## begin

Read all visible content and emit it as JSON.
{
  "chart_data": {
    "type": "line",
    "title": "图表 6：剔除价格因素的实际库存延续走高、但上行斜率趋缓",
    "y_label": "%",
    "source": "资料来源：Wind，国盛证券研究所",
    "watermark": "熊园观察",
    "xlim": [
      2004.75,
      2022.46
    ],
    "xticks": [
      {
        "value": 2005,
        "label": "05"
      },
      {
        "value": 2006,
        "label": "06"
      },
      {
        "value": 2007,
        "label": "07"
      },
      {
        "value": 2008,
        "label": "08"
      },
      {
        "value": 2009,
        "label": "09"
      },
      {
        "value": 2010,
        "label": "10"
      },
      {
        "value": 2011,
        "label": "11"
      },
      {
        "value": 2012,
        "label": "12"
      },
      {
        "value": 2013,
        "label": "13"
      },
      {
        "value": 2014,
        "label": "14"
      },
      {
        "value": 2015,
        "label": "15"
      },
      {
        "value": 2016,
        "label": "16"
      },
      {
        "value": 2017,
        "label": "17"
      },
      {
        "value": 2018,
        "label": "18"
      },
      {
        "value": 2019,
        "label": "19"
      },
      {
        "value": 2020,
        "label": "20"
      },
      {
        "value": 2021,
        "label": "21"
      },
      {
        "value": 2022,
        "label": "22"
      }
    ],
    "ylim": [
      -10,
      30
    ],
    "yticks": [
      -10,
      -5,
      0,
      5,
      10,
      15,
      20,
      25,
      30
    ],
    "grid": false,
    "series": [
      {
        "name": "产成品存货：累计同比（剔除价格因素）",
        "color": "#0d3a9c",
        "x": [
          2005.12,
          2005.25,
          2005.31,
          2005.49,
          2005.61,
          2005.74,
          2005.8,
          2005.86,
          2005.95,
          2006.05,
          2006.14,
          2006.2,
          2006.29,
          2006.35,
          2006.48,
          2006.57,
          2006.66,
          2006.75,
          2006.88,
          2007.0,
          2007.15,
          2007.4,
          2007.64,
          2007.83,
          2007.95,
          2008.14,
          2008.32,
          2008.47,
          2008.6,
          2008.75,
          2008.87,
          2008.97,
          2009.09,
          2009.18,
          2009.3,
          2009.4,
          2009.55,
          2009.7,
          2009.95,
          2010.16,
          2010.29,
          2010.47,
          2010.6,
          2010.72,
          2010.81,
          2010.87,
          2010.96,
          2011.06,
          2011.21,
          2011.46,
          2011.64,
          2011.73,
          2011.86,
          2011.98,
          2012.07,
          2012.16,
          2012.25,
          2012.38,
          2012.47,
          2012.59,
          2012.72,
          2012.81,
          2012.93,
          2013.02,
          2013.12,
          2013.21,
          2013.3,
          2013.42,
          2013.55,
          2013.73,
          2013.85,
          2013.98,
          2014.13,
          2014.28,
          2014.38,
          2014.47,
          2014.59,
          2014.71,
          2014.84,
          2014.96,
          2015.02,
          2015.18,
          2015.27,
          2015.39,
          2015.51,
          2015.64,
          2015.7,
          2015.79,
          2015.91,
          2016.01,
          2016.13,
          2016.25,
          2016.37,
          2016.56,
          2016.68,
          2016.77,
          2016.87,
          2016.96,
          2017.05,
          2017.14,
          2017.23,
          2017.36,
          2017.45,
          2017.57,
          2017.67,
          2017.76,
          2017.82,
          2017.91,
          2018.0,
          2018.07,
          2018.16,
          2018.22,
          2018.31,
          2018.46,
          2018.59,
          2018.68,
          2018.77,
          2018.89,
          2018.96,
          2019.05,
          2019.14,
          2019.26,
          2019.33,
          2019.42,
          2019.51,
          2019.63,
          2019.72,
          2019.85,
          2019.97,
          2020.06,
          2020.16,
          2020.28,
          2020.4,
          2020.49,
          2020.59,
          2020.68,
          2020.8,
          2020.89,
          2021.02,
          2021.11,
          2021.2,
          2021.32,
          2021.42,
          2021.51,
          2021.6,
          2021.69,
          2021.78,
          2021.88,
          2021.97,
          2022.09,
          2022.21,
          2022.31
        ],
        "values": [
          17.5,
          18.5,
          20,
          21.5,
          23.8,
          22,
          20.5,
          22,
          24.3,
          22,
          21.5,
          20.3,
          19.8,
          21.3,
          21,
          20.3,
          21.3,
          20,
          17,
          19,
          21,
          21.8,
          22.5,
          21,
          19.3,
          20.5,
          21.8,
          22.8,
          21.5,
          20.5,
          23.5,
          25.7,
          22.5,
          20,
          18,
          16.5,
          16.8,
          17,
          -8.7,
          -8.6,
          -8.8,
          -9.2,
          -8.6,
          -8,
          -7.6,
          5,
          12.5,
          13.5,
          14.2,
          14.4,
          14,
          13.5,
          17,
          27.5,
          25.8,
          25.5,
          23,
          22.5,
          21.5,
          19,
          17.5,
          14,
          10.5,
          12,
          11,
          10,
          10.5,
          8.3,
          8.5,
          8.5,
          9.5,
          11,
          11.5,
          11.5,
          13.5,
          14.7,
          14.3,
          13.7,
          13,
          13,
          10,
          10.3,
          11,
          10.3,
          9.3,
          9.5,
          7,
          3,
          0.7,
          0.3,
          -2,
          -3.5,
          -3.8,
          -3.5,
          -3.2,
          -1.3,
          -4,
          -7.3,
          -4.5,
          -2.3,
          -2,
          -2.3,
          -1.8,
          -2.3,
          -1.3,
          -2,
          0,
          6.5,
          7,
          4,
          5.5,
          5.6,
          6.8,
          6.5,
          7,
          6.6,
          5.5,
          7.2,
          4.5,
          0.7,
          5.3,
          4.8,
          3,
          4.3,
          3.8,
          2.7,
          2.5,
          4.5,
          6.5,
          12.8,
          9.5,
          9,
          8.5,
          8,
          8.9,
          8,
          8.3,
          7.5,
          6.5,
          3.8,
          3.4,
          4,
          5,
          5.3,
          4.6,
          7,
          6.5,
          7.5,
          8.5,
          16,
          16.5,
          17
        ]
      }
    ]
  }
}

## end

**YOUR INSTRUCTIONS**
Repeat all of the records above exactly as written.

**THE COMPLETED TASK**
Read all visible content and emit it as JSON.
{
  "chart_data": {
    "type": "line",
    "title": "图表 6：剔除价格因素的实际库存延续走高、但上行斜率趋缓",
    "y_label": "%",
    "source": "资料来源：Wind，国盛证券研究所",
    "watermark": "熊园观察",
    "xlim": [
      2004.75,
      2022.46
    ],
    "xticks": [
      {
        "value": 2005,
        "label": "05"
      },
      {
        "value": 2006,
        "label": "06"
      },
      {
        "value": 2007,
        "label": "07"
      },
      {
        "value": 2008,
        "label": "08"
      },
      {
        "value": 2009,
        "label": "09"
      },
      {
        "value": 2010,
        "label": "10"
      },
      {
        "value": 2011,
        "label": "11"
      },
      {
        "value": 2012,
        "label": "12"
      },
      {
        "value": 2013,
        "label": "13"
      },
      {
        "value": 2014,
        "label": "14"
      },
      {
        "value": 2015,
        "label": "15"
      },
      {
        "value": 2016,
        "label": "16"
      },
      {
        "value": 2017,
        "label": "17"
      },
      {
        "value": 2018,
        "label": "18"
      },
      {
        "value": 2019,
        "label": "19"
      },
      {
        "value": 2020,
        "label": "20"
      },
      {
        "value": 2021,
        "label": "21"
      },
      {
        "value": 2022,
        "label": "22"
      }
    ],
    "ylim": [
      -10,
      30
    ],
    "yticks": [
      -10,
      -5,
      0,
      5,
      10,
      15,
      20,
      25,
      30
    ],
    "grid": false,
    "series": [
      {
        "name": "产成品存货：累计同比（剔除价格因素）",
        "color": "#0d3a9c",
        "x": [
          2005.12,
          2005.25,
          2005.31,
          2005.49,
          2005.61,
          2005.74,
          2005.8,
          2005.86,
          2005.95,
          2006.05,
          2006.14,
          2006.2,
          2006.29,
          2006.35,
          2006.48,
          2006.57,
          2006.66,
          2006.75,
          2006.88,
          2007.0,
          2007.15,
          2007.4,
          2007.64,
          2007.83,
          2007.95,
          2008.14,
          2008.32,
          2008.47,
          2008.6,
          2008.75,
          2008.87,
          2008.97,
          2009.09,
          2009.18,
          2009.3,
          2009.4,
          2009.55,
          2009.7,
          2009.95,
          2010.16,
          2010.29,
          2010.47,
          2010.6,
          2010.72,
          2010.81,
          2010.87,
          2010.96,
          2011.06,
          2011.21,
          2011.46,
          2011.64,
          2011.73,
          2011.86,
          2011.98,
          2012.07,
          2012.16,
          2012.25,
          2012.38,
          2012.47,
          2012.59,
          2012.72,
          2012.81,
          2012.93,
          2013.02,
          2013.12,
          2013.21,
          2013.3,
          2013.42,
          2013.55,
          2013.73,
          2013.85,
          2013.98,
          2014.13,
          2014.28,
          2014.38,
          2014.47,
          2014.59,
          2014.71,
          2014.84,
          2014.96,
          2015.02,
          2015.18,
          2015.27,
          2015.39,
          2015.51,
          2015.64,
          2015.7,
          2015.79,
          2015.91,
          2016.01,
          2016.13,
          2016.25,
          2016.37,
          2016.56,
          2016.68,
          2016.77,
          2016.87,
          2016.96,
          2017.05,
          2017.14,
          2017.23,
          2017.36,
          2017.45,
          2017.57,
          2017.67,
          2017.76,
          2017.82,
          2017.91,
          2018.0,
          2018.07,
          2018.16,
          2018.22,
          2018.31,
          2018.46,
          2018.59,
          2018.68,
          2018.77,
          2018.89,
          2018.96,
          2019.05,
          2019.14,
          2019.26,
          2019.33,
          2019.42,
          2019.51,
          2019.63,
          2019.72,
          2019.85,
          2019.97,
          2020.06,
          2020.16,
          2020.28,
          2020.4,
          2020.49,
          2020.59,
          2020.68,
          2020.8,
          2020.89,
          2021.02,
          2021.11,
          2021.2,
          2021.32,
          2021.42,
          2021.51,
          2021.6,
          2021.69,
          2021.78,
          2021.88,
          2021.97,
          2022.09,
          2022.21,
          2022.31
        ],
        "values": [
          17.5,
          18.5,
          20,
          21.5,
          23.8,
          22,
          20.5,
          22,
          24.3,
          22,
          21.5,
          20.3,
          19.8,
          21.3,
          21,
          20.3,
          21.3,
          20,
          17,
          19,
          21,
          21.8,
          22.5,
          21,
          19.3,
          20.5,
          21.8,
          22.8,
          21.5,
          20.5,
          23.5,
          25.7,
          22.5,
          20,
          18,
          16.5,
          16.8,
          17,
          -8.7,
          -8.6,
          -8.8,
          -9.2,
          -8.6,
          -8,
          -7.6,
          5,
          12.5,
          13.5,
          14.2,
          14.4,
          14,
          13.5,
          17,
          27.5,
          25.8,
          25.5,
          23,
          22.5,
          21.5,
          19,
          17.5,
          14,
          10.5,
          12,
          11,
          10,
          10.5,
          8.3,
          8.5,
          8.5,
          9.5,
          11,
          11.5,
          11.5,
          13.5,
          14.7,
          14.3,
          13.7,
          13,
          13,
          10,
          10.3,
          11,
          10.3,
          9.3,
          9.5,
          7,
          3,
          0.7,
          0.3,
          -2,
          -3.5,
          -3.8,
          -3.5,
          -3.2,
          -1.3,
          -4,
          -7.3,
          -4.5,
          -2.3,
          -2,
          -2.3,
          -1.8,
          -2.3,
          -1.3,
          -2,
          0,
          6.5,
          7,
          4,
          5.5,
          5.6,
          6.8,
          6.5,
          7,
          6.6,
          5.5,
          7.2,
          4.5,
          0.7,
          5.3,
          4.8,
          3,
          4.3,
          3.8,
          2.7,
          2.5,
          4.5,
          6.5,
          12.8,
          9.5,
          9,
          8.5,
          8,
          8.9,
          8,
          8.3,
          7.5,
          6.5,
          3.8,
          3.4,
          4,
          5,
          5.3,
          4.6,
          7,
          6.5,
          7.5,
          8.5,
          16,
          16.5,
          17
        ]
      }
    ]
  }
}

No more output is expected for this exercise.